§ PERINTAH SOAL A
Menurut teks bacaan, mengapa penanya menganggap bahwa orang yang tidak berusaha menegakkan hukum Islam di Indonesia termasuk syirik?

§ TEKS BACAAN
((

Assalamualaikum wr. wb.
Pak Ustadz, yang saya ketahui, bahwa syirik itu ada 3: Syirik Rububiyah, Mulkiyah dan Uluhiyah. Jika salah satunya saja, kita tidak menjalankannya, maka Allah tidak menerima amal kita. Yang saya tanyakan, berarti jika kita tidak berusaha untuk menegakkan Din Islam, dalam tanda kutip tauhid mulkiyah (Undang-undang dan peraturan Islam) di Indonesia, maka kita termasuk syirik. Karena ketiga tauhid di atas tidak bisa dipisah-pisahkan. Mohon penjelasannya. Syukron.
Wassalamualaikum wr. wb.
Assalamu ‘alaikum warahmatullahi wabarakatuh,
Umumnya yang seringkali diungkapkan dalam pelajaran ilmu tauhid adalah seputar masalah rububiyah, uluhiyah dan asma’ wa shifat. Pembagian masalah tauhid kepada tiga hal ini kalau mau dirunut adalah berdasarkan apa yang ditulis oleh Syeikh Muhammad bin Abdil Wahhab At-Tamimi dalam Kitab At-Tauhid, susunan beliau yang teramat poluler itu.
Bahkan kurikulum pelajaran aqidah di beberapa universitas di Saudi Arabia umumnya menggunakan tiga konsep tauhid ini. Selain itu memang telah disusun banyak kitab syarah atas kitab At-Tauhid ini.
Sedangkan konsep tauhid mulkiyah, tidak secara tegas disebutkan di dalam kitab susunan Syeikh Muhammad bin Abdil Wahhab, meski bukan berarti beliau dan para pengikutnya menentang kewajiban penerapan hukum Islam di suatu negeri.
Istilah mulkiyatullah sendiri sesungguhnya diambil dari lafadz Al-Malik, salah satu nama Allah SWT yang juga tercantum di dalam Al-Quran, yang berarti raja atau penguasa.Kalau kita cermati surat pertama dalam susunan Al-Quran, di dalam surat Al-Fatihah akan kita dapati pernyataan pujian kepada Allah SWT sebagai rabbil-‘alamin (rububiyatullah), maaliki yaumid-diin (mulkiyatullah), iyyaka na’budu (uluhiyatullah).

))

§ DAFTAR LATIHAN
((

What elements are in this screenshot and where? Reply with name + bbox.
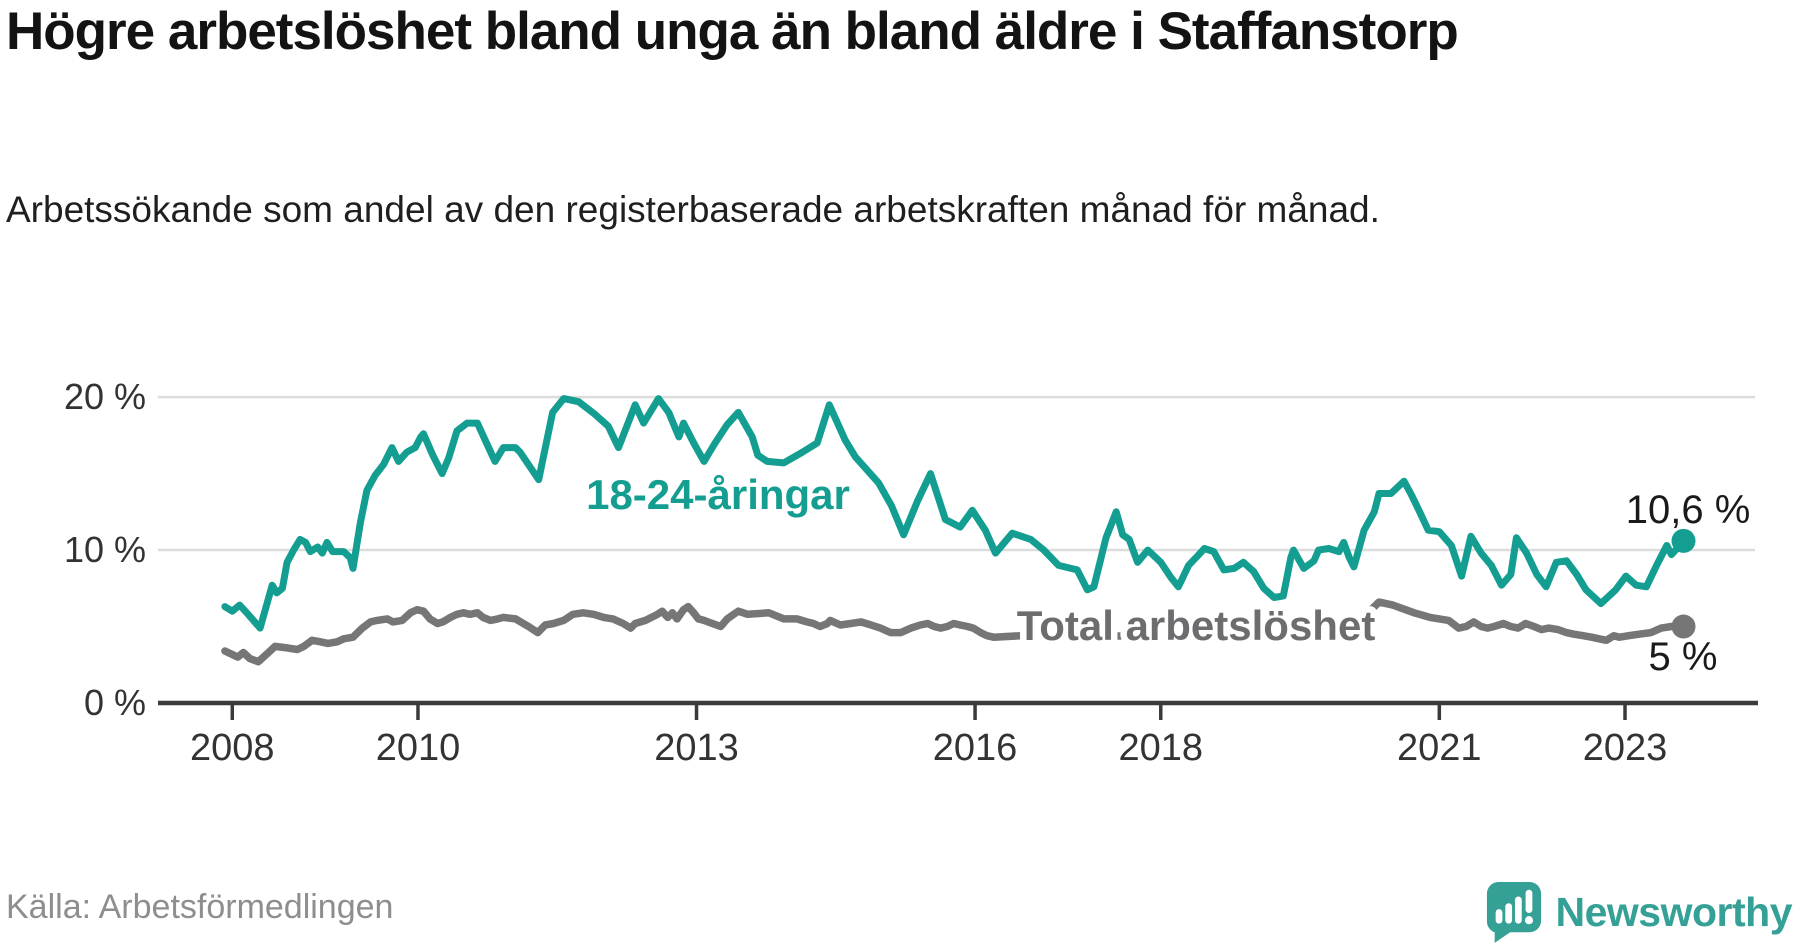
x-tick-label: 2018: [1118, 727, 1203, 769]
series-label-total: Total arbetslöshet: [1017, 602, 1376, 649]
y-tick-label: 10 %: [64, 529, 146, 570]
y-tick-label: 0 %: [84, 682, 146, 723]
end-value-label-total: 5 %: [1649, 635, 1718, 679]
page-subtitle: Arbetssökande som andel av den registerb…: [6, 189, 1380, 230]
end-value-label-youth: 10,6 %: [1626, 488, 1751, 532]
series-line-youth: [221, 395, 1687, 632]
x-tick-label: 2021: [1397, 727, 1482, 769]
x-tick-label: 2016: [933, 727, 1018, 769]
series-line-total: [221, 598, 1688, 666]
newsworthy-logo: Newsworthy: [1485, 880, 1793, 944]
page-title: Högre arbetslöshet bland unga än bland ä…: [6, 2, 1459, 61]
series-end-dot-youth: [1671, 528, 1696, 553]
newsworthy-logo-icon: [1486, 882, 1541, 943]
y-tick-label: 20 %: [64, 376, 146, 417]
brand-name: Newsworthy: [1555, 888, 1793, 935]
x-tick-label: 2010: [376, 727, 461, 769]
series-end-dot-total: [1671, 614, 1696, 639]
x-tick-label: 2013: [654, 727, 739, 769]
x-tick-label: 2023: [1583, 727, 1668, 769]
series-label-youth: 18-24-åringar: [586, 471, 850, 518]
source-text: Källa: Arbetsförmedlingen: [6, 888, 394, 926]
header: Högre arbetslöshet bland unga än bland ä…: [6, 0, 1459, 65]
x-tick-label: 2008: [190, 727, 275, 769]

))

§ PERINTAH SOAL B
Ubahlah "x-tick-label" menjadi "label-sumbu-x" pada baris-baris daftar, mulai dari baris yang memuat "x-tick-label: 2018: [1118, 727, 1203, 769]" dan berakhir pada baris yang memuat "brand-name: Newsworthy: [1555, 888, 1793, 935]". Tuliskan kembali hanya baris-baris tersebut tanpa perubahan lain.

§ PEMBAHASAN SOAL A
Penanya berpendapat bahwa ketiga tauhid, yaitu rububiyah, mulkiyah, dan uluhiyah, tidak bisa dipisah-pisahkan. Jika salah satunya saja tidak dijalankan, Allah tidak menerima amal kita. Oleh karena itu, tidak berusaha menegakkan Undang-undang dan peraturan Islam, yang menurut penanya termasuk tauhid mulkiyah, dianggapnya sebagai syirik.

§ PEMBAHASAN SOAL B
label-sumbu-x: 2018: [1118, 727, 1203, 769]
series-label-total: Total arbetslöshet: [1017, 602, 1376, 649]
y-tick-label: 10 %: [64, 529, 146, 570]
y-tick-label: 0 %: [84, 682, 146, 723]
end-value-label-total: 5 %: [1649, 635, 1718, 679]
page-subtitle: Arbetssökande som andel av den registerb…: [6, 189, 1380, 230]
end-value-label-youth: 10,6 %: [1626, 488, 1751, 532]
series-line-youth: [221, 395, 1687, 632]
label-sumbu-x: 2021: [1397, 727, 1482, 769]
label-sumbu-x: 2016: [933, 727, 1018, 769]
series-line-total: [221, 598, 1688, 666]
newsworthy-logo: Newsworthy: [1485, 880, 1793, 944]
page-title: Högre arbetslöshet bland unga än bland ä…: [6, 2, 1459, 61]
series-end-dot-youth: [1671, 528, 1696, 553]
newsworthy-logo-icon: [1486, 882, 1541, 943]
y-tick-label: 20 %: [64, 376, 146, 417]
brand-name: Newsworthy: [1555, 888, 1793, 935]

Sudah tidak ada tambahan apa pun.